▶ What the task requires:
Below are the records. Gather each line that holds "caption".

▶ The input:
-*-*-
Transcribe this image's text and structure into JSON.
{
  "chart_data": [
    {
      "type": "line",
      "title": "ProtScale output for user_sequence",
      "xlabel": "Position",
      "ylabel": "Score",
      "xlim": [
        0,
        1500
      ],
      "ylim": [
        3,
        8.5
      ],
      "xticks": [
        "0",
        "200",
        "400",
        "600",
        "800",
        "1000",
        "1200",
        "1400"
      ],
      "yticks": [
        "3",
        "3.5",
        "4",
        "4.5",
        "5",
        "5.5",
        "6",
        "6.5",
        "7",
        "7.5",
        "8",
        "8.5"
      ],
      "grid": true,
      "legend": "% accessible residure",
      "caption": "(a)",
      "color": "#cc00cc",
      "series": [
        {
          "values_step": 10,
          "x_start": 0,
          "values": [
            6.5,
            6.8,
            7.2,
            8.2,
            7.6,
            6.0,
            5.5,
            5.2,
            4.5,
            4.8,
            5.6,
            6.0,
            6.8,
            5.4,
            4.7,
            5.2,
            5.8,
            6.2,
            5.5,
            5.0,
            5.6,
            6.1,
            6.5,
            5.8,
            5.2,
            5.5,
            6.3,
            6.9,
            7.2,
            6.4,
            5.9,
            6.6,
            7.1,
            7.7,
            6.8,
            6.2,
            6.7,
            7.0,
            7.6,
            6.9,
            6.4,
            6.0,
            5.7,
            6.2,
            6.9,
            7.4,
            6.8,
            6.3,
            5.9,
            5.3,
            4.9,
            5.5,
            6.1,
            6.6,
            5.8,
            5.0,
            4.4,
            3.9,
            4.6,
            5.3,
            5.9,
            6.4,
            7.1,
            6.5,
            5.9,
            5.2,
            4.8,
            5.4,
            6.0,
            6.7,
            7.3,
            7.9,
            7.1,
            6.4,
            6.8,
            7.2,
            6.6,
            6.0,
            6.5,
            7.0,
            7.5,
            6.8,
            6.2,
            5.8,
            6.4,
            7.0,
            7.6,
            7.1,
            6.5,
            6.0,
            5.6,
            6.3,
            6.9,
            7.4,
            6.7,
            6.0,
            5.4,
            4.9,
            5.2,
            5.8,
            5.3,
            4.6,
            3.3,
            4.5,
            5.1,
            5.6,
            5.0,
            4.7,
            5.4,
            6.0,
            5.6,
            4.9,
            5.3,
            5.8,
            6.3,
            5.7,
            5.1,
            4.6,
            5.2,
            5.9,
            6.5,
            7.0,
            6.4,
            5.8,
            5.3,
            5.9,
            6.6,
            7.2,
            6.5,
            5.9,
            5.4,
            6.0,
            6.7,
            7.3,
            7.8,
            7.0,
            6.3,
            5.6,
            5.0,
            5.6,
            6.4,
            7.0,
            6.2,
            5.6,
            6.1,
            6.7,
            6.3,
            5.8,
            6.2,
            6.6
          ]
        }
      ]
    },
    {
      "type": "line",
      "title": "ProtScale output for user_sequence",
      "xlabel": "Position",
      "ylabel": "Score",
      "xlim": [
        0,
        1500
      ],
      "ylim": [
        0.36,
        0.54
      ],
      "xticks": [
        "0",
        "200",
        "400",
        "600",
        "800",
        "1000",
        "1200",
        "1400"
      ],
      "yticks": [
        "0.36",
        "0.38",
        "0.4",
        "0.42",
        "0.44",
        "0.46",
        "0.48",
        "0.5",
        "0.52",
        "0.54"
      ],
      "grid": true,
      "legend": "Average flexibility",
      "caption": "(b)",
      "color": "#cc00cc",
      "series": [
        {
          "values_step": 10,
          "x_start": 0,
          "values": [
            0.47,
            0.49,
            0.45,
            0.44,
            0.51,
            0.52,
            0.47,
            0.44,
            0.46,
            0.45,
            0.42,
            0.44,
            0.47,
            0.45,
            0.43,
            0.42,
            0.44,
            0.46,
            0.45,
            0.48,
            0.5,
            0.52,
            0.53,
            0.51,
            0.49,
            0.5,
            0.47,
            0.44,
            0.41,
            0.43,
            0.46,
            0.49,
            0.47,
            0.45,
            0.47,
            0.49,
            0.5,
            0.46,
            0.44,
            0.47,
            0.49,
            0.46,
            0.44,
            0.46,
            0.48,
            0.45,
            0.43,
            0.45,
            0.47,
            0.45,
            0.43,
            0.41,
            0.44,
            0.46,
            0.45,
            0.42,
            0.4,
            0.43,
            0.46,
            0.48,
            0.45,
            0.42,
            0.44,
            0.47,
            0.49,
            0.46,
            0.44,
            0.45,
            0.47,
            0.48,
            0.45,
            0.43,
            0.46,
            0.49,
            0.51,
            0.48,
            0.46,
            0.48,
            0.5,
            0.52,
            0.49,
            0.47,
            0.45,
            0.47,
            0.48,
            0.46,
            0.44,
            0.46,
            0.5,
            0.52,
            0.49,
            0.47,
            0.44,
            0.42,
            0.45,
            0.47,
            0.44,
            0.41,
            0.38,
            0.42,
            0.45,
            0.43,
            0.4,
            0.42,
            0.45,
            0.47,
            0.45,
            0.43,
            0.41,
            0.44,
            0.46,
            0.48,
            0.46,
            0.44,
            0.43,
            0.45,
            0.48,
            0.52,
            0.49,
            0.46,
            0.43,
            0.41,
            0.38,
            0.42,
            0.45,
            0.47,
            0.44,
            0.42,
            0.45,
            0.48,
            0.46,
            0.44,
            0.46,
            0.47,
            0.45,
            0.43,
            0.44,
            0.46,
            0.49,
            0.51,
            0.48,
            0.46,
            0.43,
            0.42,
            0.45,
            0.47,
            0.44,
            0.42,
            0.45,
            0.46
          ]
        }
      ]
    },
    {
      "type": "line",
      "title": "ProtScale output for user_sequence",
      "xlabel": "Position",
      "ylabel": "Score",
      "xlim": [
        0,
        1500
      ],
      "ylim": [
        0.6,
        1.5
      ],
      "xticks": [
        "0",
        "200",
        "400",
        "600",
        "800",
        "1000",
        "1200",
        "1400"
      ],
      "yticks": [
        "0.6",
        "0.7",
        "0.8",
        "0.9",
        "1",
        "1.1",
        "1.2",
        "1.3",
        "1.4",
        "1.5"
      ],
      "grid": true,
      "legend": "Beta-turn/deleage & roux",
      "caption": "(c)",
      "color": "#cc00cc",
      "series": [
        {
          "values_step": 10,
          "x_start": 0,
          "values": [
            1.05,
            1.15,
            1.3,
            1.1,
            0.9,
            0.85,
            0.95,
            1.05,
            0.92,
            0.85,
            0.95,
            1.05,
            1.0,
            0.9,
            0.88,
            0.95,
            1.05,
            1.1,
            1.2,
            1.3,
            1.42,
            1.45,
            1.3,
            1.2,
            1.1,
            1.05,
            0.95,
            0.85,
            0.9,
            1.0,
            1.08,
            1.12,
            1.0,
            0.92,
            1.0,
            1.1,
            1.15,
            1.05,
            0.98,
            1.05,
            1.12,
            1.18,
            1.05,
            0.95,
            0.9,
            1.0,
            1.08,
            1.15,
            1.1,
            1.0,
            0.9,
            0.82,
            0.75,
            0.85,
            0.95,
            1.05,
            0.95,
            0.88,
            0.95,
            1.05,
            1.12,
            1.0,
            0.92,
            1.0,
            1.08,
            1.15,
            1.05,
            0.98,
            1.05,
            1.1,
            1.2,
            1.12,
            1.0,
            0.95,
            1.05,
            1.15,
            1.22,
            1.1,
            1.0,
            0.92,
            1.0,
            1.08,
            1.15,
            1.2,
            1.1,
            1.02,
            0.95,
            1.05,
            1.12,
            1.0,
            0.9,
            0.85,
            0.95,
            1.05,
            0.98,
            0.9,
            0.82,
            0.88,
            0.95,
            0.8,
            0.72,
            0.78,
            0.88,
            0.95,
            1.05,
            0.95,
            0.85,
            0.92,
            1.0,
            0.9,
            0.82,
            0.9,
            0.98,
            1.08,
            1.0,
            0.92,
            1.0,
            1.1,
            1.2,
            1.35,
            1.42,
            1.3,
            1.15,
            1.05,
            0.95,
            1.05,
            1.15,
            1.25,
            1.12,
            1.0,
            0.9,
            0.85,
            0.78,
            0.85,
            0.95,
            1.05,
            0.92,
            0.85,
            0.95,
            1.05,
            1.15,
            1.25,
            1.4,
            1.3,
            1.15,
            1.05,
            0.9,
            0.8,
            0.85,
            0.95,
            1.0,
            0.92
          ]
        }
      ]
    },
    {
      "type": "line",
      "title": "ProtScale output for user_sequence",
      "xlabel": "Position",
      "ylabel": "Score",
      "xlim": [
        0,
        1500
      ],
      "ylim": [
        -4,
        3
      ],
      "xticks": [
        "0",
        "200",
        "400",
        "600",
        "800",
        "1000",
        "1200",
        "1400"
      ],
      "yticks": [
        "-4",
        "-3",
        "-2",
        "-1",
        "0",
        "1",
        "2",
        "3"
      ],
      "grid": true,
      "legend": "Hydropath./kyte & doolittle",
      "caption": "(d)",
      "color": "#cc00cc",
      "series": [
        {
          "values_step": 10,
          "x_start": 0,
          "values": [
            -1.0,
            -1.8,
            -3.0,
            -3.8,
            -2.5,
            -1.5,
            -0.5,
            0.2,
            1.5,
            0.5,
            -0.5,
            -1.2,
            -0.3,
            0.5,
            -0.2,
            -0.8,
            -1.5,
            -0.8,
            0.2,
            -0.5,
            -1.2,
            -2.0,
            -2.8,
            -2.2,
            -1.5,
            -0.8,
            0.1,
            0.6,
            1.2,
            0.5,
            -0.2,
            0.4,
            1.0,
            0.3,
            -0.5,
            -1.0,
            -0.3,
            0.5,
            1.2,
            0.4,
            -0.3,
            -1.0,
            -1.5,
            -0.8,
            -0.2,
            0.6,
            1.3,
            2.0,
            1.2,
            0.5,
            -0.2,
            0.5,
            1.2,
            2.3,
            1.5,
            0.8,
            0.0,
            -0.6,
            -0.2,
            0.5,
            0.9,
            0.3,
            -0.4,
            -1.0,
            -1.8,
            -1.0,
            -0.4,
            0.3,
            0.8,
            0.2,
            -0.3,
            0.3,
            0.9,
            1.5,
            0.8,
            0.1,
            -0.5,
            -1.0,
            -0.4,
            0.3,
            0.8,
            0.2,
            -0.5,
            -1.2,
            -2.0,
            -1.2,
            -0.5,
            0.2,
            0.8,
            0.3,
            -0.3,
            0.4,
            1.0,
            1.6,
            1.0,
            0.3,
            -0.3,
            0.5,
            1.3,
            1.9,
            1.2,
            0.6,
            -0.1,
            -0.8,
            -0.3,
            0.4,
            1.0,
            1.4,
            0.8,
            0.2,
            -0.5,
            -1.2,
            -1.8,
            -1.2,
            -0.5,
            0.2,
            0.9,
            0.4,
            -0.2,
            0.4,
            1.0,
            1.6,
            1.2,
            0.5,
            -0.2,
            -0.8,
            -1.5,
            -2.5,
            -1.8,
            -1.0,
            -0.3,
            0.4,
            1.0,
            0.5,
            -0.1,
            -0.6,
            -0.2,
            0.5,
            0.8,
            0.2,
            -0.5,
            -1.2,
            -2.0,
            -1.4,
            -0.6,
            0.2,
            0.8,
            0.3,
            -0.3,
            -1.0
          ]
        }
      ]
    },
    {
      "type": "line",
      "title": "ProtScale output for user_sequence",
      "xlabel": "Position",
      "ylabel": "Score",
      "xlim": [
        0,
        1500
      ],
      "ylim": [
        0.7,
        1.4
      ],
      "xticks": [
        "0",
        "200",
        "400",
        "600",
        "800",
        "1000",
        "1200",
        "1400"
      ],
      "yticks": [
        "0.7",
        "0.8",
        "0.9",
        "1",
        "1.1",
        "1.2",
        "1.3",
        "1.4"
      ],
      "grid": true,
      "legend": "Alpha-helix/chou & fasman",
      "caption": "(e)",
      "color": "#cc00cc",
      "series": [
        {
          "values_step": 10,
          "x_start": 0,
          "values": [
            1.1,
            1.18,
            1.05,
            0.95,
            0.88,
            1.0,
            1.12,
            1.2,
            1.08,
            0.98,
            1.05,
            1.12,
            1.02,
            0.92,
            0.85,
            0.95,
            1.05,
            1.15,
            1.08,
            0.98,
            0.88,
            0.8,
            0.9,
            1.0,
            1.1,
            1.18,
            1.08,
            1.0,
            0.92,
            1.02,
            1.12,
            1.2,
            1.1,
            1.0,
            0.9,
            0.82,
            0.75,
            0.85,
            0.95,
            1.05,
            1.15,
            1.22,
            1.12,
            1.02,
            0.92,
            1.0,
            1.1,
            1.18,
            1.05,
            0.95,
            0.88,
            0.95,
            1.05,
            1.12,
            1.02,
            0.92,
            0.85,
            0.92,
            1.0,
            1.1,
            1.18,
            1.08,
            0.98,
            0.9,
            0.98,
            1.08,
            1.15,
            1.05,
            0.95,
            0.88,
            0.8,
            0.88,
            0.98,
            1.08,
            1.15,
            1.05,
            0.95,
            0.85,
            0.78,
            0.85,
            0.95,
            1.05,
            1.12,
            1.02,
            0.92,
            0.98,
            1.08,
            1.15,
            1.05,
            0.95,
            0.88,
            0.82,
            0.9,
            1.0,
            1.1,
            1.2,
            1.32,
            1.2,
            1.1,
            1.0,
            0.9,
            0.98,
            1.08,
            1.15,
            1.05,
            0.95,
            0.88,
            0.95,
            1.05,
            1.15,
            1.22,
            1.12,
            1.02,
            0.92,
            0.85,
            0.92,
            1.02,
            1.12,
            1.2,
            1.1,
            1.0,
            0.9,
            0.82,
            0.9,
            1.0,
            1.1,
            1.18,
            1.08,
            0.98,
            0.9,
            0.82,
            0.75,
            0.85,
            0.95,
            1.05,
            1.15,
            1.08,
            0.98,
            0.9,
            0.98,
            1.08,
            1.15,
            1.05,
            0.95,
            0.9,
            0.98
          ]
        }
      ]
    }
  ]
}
-*-*-
▶ Written answer:
      "caption": "(a)",
      "caption": "(b)",
      "caption": "(c)",
      "caption": "(d)",
      "caption": "(e)",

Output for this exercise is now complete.